Selected passage =>
⁂

I just wanted to weigh in on your situation.

You can click on my name to read some of my story.

I think it's good that you are going to see somebody together. I would say that you will probably get a better idea of his real intentions after these meetings.

If it becomes clear to you that he intends to leave, I would get separated from him as soon as possible. It is very difficult to even think of beginning to heal and move on if you are still seeing each other every day.

I had the physical separation forced on me abruptly, and at the time it was VERY painful, but in hindsight (nearly 9 months later) it was beneficial. It's like ripping a band-aid off quickly versus slowly peeling it off.

I truly am sorry for your situation. All I can say is hang in there, stay busy, pray, cry, spend time with people you love, look into new hobbies, read at pubs and coffee shops, and don't give up on yourself. 

It's a roller-coaster ride, but I can say that 9 months into this I have made enormous progress over where I was at the beginning. Now there are more good days than bad. God bless you.


----------



## Marigold (Oct 29, 2010)

⁂

Data provided =>
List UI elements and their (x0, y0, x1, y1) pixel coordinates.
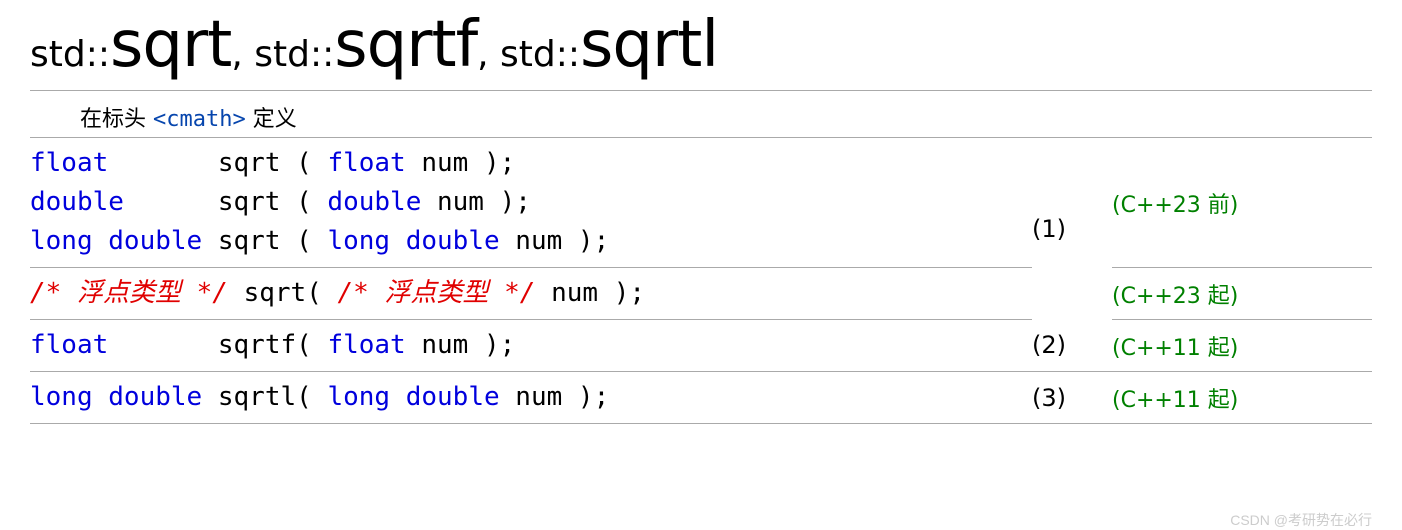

⁂

Tasks to perform =>
1. Give the forum reply about separation again, starting with "If it becomes" and going on through "other every day.", changing "as soon as possible" to "right away".
2. Write what comes next in the forum thread about separation, picking up after its final line.

Results of the tasks =>
1.
If it becomes clear to you that he intends to leave, I would get separated from him right away. It is very difficult to even think of beginning to heal and move on if you are still seeing each other every day.

2.
Shelly, my situation is quite similar in that my husband of 5 years says he wants a separation to give himself 'space' and time to clear his head and think on his own. For the first week after he said that, even though we had problems in the relationship i was so stunned and shocked, we were both in the same house and I tried to persuade him to change his mind and stay and do marriage counseling. He said he wouldn't change his mind and was actively looking for a flat to rent...it was emotionally too much for me, I was in tears all the time and couldn't deal with it....eventually for my sanity I went to stay with relatives which is where I am now. He is still in the house and searching for his own place to rent. Unfortunately, his family are all in another country so he can't crash there. I can't imagine how you are feeling being in the same house as him and watching him just carry on.....I think you should tell him it's not fair on you and he needs to move asap, it must be torture for you to have to see him all the time. Keep strong, just tell him you can't cope being around him all the time, if he doesn't listen, could you go to stay at a friend or relative for a while, just to get out of the situation for your sanity?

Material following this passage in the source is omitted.